● **What needs to be done**: Exactly reproduce all the records, keeping pictures out of the copy.

Stored entries
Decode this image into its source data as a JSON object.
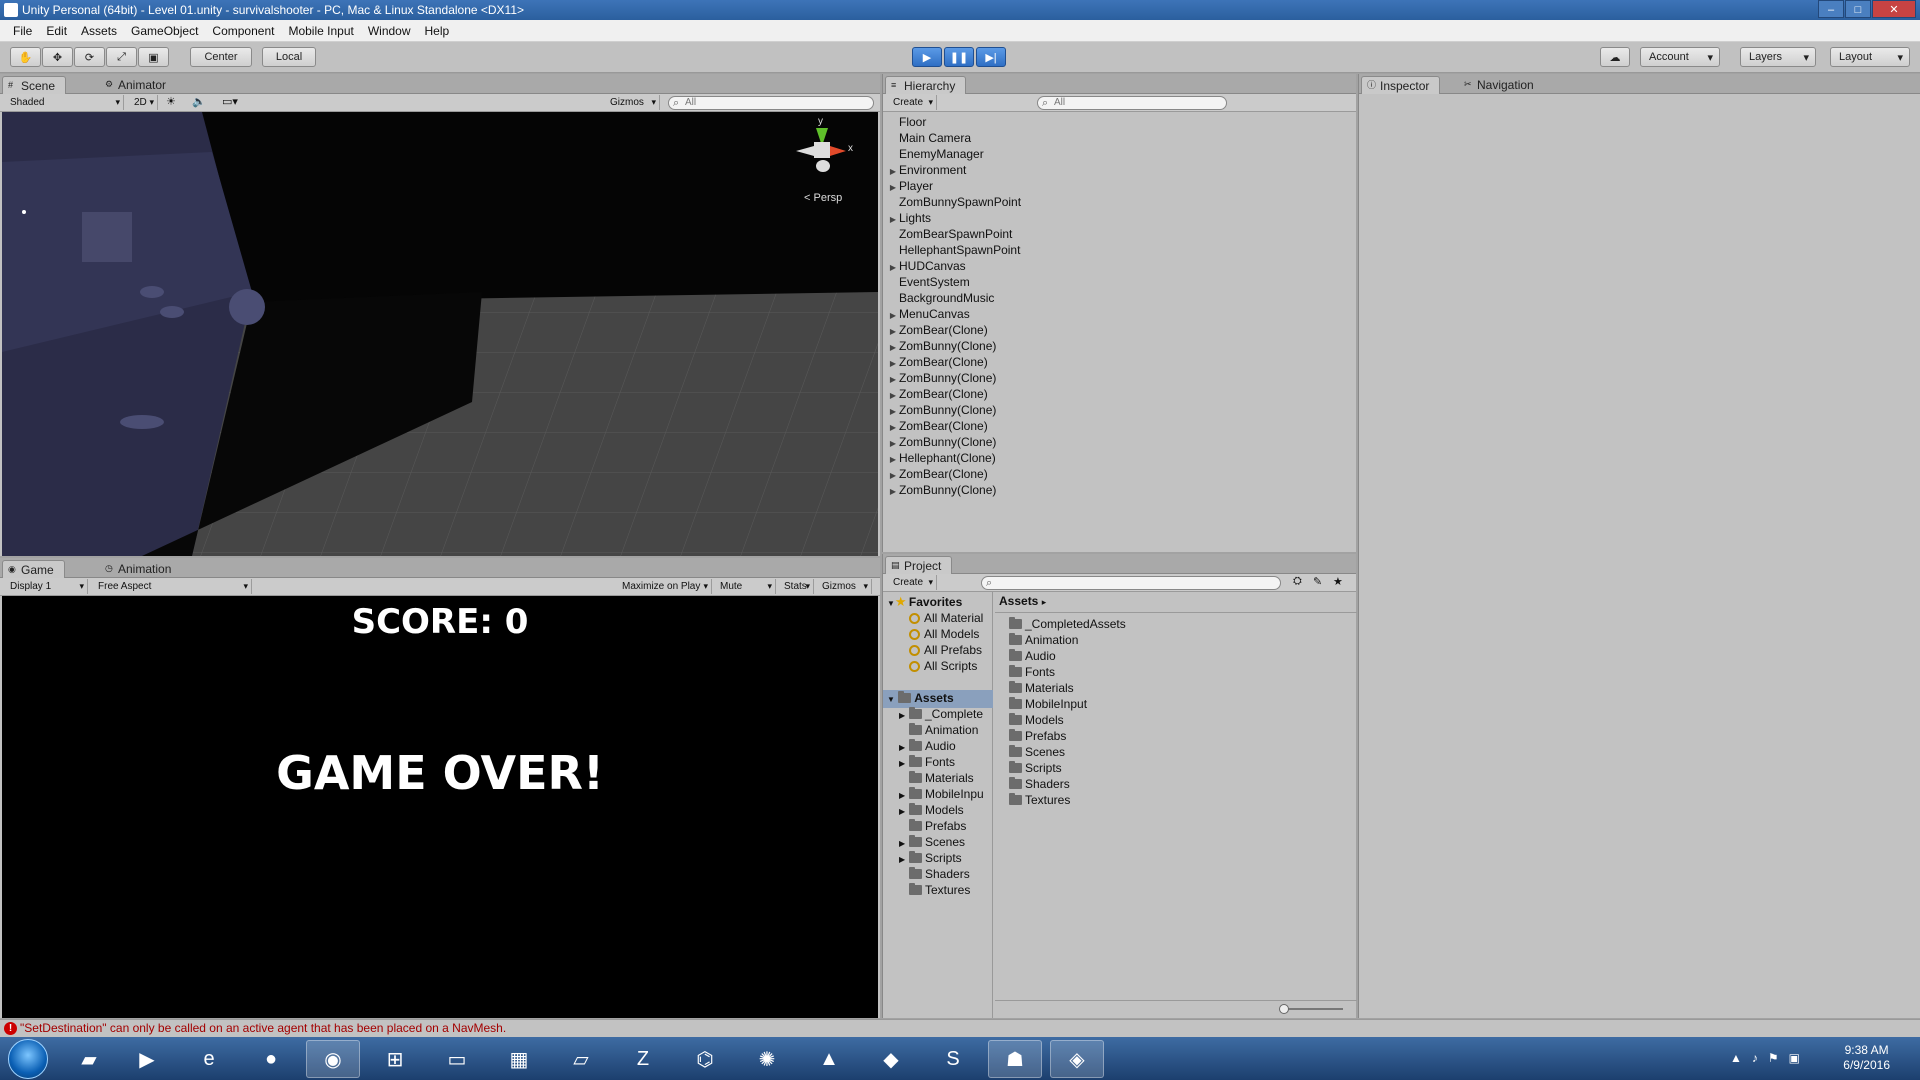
{
  "window": {
    "title": "Unity Personal (64bit) - Level 01.unity - survivalshooter - PC, Mac & Linux Standalone <DX11>"
  },
  "menu": [
    "File",
    "Edit",
    "Assets",
    "GameObject",
    "Component",
    "Mobile Input",
    "Window",
    "Help"
  ],
  "toolbar": {
    "tools": [
      "hand-icon",
      "move-icon",
      "rotate-icon",
      "scale-icon",
      "rect-icon"
    ],
    "pivot": "Center",
    "space": "Local",
    "account": "Account",
    "layers": "Layers",
    "layout": "Layout"
  },
  "scene": {
    "tabs": [
      "Scene",
      "Animator"
    ],
    "shading": "Shaded",
    "mode2d": "2D",
    "gizmos": "Gizmos",
    "search_placeholder": "All",
    "persp": "Persp",
    "axis_y": "y",
    "axis_x": "x"
  },
  "game": {
    "tabs": [
      "Game",
      "Animation"
    ],
    "display": "Display 1",
    "aspect": "Free Aspect",
    "maximize": "Maximize on Play",
    "mute": "Mute audio",
    "stats": "Stats",
    "gizmos": "Gizmos",
    "score": "SCORE: 0",
    "gameover": "GAME OVER!"
  },
  "hierarchy": {
    "title": "Hierarchy",
    "create": "Create",
    "search_placeholder": "All",
    "items": [
      {
        "label": "Floor",
        "arrow": false
      },
      {
        "label": "Main Camera",
        "arrow": false
      },
      {
        "label": "EnemyManager",
        "arrow": false
      },
      {
        "label": "Environment",
        "arrow": true
      },
      {
        "label": "Player",
        "arrow": true
      },
      {
        "label": "ZomBunnySpawnPoint",
        "arrow": false
      },
      {
        "label": "Lights",
        "arrow": true
      },
      {
        "label": "ZomBearSpawnPoint",
        "arrow": false
      },
      {
        "label": "HellephantSpawnPoint",
        "arrow": false
      },
      {
        "label": "HUDCanvas",
        "arrow": true
      },
      {
        "label": "EventSystem",
        "arrow": false
      },
      {
        "label": "BackgroundMusic",
        "arrow": false
      },
      {
        "label": "MenuCanvas",
        "arrow": true
      },
      {
        "label": "ZomBear(Clone)",
        "arrow": true
      },
      {
        "label": "ZomBunny(Clone)",
        "arrow": true
      },
      {
        "label": "ZomBear(Clone)",
        "arrow": true
      },
      {
        "label": "ZomBunny(Clone)",
        "arrow": true
      },
      {
        "label": "ZomBear(Clone)",
        "arrow": true
      },
      {
        "label": "ZomBunny(Clone)",
        "arrow": true
      },
      {
        "label": "ZomBear(Clone)",
        "arrow": true
      },
      {
        "label": "ZomBunny(Clone)",
        "arrow": true
      },
      {
        "label": "Hellephant(Clone)",
        "arrow": true
      },
      {
        "label": "ZomBear(Clone)",
        "arrow": true
      },
      {
        "label": "ZomBunny(Clone)",
        "arrow": true
      }
    ]
  },
  "inspector": {
    "tabs": [
      "Inspector",
      "Navigation"
    ]
  },
  "project": {
    "title": "Project",
    "create": "Create",
    "favorites_label": "Favorites",
    "favorites": [
      "All Material",
      "All Models",
      "All Prefabs",
      "All Scripts"
    ],
    "assets_label": "Assets",
    "tree": [
      {
        "label": "_Complete",
        "arrow": true
      },
      {
        "label": "Animation",
        "arrow": false
      },
      {
        "label": "Audio",
        "arrow": true
      },
      {
        "label": "Fonts",
        "arrow": true
      },
      {
        "label": "Materials",
        "arrow": false
      },
      {
        "label": "MobileInpu",
        "arrow": true
      },
      {
        "label": "Models",
        "arrow": true
      },
      {
        "label": "Prefabs",
        "arrow": false
      },
      {
        "label": "Scenes",
        "arrow": true
      },
      {
        "label": "Scripts",
        "arrow": true
      },
      {
        "label": "Shaders",
        "arrow": false
      },
      {
        "label": "Textures",
        "arrow": false
      }
    ],
    "breadcrumb": "Assets",
    "grid": [
      "_CompletedAssets",
      "Animation",
      "Audio",
      "Fonts",
      "Materials",
      "MobileInput",
      "Models",
      "Prefabs",
      "Scenes",
      "Scripts",
      "Shaders",
      "Textures"
    ]
  },
  "status": {
    "message": "\"SetDestination\" can only be called on an active agent that has been placed on a NavMesh."
  },
  "taskbar": {
    "apps": [
      "explorer-icon",
      "media-player-icon",
      "internet-explorer-icon",
      "firefox-icon",
      "chrome-icon",
      "apps-grid-icon",
      "terminal-icon",
      "monitor-icon",
      "notepad-icon",
      "filezilla-icon",
      "python-icon",
      "blender-icon",
      "inkscape-icon",
      "git-icon",
      "sublime-icon",
      "android-icon",
      "unity-icon"
    ],
    "time": "9:38 AM",
    "date": "6/9/2016"
  }
}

● **Reply to the exercise**:
Decode this image into its source data as a JSON object.
{
  "window": {
    "title": "Unity Personal (64bit) - Level 01.unity - survivalshooter - PC, Mac & Linux Standalone <DX11>"
  },
  "menu": [
    "File",
    "Edit",
    "Assets",
    "GameObject",
    "Component",
    "Mobile Input",
    "Window",
    "Help"
  ],
  "toolbar": {
    "tools": [
      "hand-icon",
      "move-icon",
      "rotate-icon",
      "scale-icon",
      "rect-icon"
    ],
    "pivot": "Center",
    "space": "Local",
    "account": "Account",
    "layers": "Layers",
    "layout": "Layout"
  },
  "scene": {
    "tabs": [
      "Scene",
      "Animator"
    ],
    "shading": "Shaded",
    "mode2d": "2D",
    "gizmos": "Gizmos",
    "search_placeholder": "All",
    "persp": "Persp",
    "axis_y": "y",
    "axis_x": "x"
  },
  "game": {
    "tabs": [
      "Game",
      "Animation"
    ],
    "display": "Display 1",
    "aspect": "Free Aspect",
    "maximize": "Maximize on Play",
    "mute": "Mute audio",
    "stats": "Stats",
    "gizmos": "Gizmos",
    "score": "SCORE: 0",
    "gameover": "GAME OVER!"
  },
  "hierarchy": {
    "title": "Hierarchy",
    "create": "Create",
    "search_placeholder": "All",
    "items": [
      {
        "label": "Floor",
        "arrow": false
      },
      {
        "label": "Main Camera",
        "arrow": false
      },
      {
        "label": "EnemyManager",
        "arrow": false
      },
      {
        "label": "Environment",
        "arrow": true
      },
      {
        "label": "Player",
        "arrow": true
      },
      {
        "label": "ZomBunnySpawnPoint",
        "arrow": false
      },
      {
        "label": "Lights",
        "arrow": true
      },
      {
        "label": "ZomBearSpawnPoint",
        "arrow": false
      },
      {
        "label": "HellephantSpawnPoint",
        "arrow": false
      },
      {
        "label": "HUDCanvas",
        "arrow": true
      },
      {
        "label": "EventSystem",
        "arrow": false
      },
      {
        "label": "BackgroundMusic",
        "arrow": false
      },
      {
        "label": "MenuCanvas",
        "arrow": true
      },
      {
        "label": "ZomBear(Clone)",
        "arrow": true
      },
      {
        "label": "ZomBunny(Clone)",
        "arrow": true
      },
      {
        "label": "ZomBear(Clone)",
        "arrow": true
      },
      {
        "label": "ZomBunny(Clone)",
        "arrow": true
      },
      {
        "label": "ZomBear(Clone)",
        "arrow": true
      },
      {
        "label": "ZomBunny(Clone)",
        "arrow": true
      },
      {
        "label": "ZomBear(Clone)",
        "arrow": true
      },
      {
        "label": "ZomBunny(Clone)",
        "arrow": true
      },
      {
        "label": "Hellephant(Clone)",
        "arrow": true
      },
      {
        "label": "ZomBear(Clone)",
        "arrow": true
      },
      {
        "label": "ZomBunny(Clone)",
        "arrow": true
      }
    ]
  },
  "inspector": {
    "tabs": [
      "Inspector",
      "Navigation"
    ]
  },
  "project": {
    "title": "Project",
    "create": "Create",
    "favorites_label": "Favorites",
    "favorites": [
      "All Material",
      "All Models",
      "All Prefabs",
      "All Scripts"
    ],
    "assets_label": "Assets",
    "tree": [
      {
        "label": "_Complete",
        "arrow": true
      },
      {
        "label": "Animation",
        "arrow": false
      },
      {
        "label": "Audio",
        "arrow": true
      },
      {
        "label": "Fonts",
        "arrow": true
      },
      {
        "label": "Materials",
        "arrow": false
      },
      {
        "label": "MobileInpu",
        "arrow": true
      },
      {
        "label": "Models",
        "arrow": true
      },
      {
        "label": "Prefabs",
        "arrow": false
      },
      {
        "label": "Scenes",
        "arrow": true
      },
      {
        "label": "Scripts",
        "arrow": true
      },
      {
        "label": "Shaders",
        "arrow": false
      },
      {
        "label": "Textures",
        "arrow": false
      }
    ],
    "breadcrumb": "Assets",
    "grid": [
      "_CompletedAssets",
      "Animation",
      "Audio",
      "Fonts",
      "Materials",
      "MobileInput",
      "Models",
      "Prefabs",
      "Scenes",
      "Scripts",
      "Shaders",
      "Textures"
    ]
  },
  "status": {
    "message": "\"SetDestination\" can only be called on an active agent that has been placed on a NavMesh."
  },
  "taskbar": {
    "apps": [
      "explorer-icon",
      "media-player-icon",
      "internet-explorer-icon",
      "firefox-icon",
      "chrome-icon",
      "apps-grid-icon",
      "terminal-icon",
      "monitor-icon",
      "notepad-icon",
      "filezilla-icon",
      "python-icon",
      "blender-icon",
      "inkscape-icon",
      "git-icon",
      "sublime-icon",
      "android-icon",
      "unity-icon"
    ],
    "time": "9:38 AM",
    "date": "6/9/2016"
  }
}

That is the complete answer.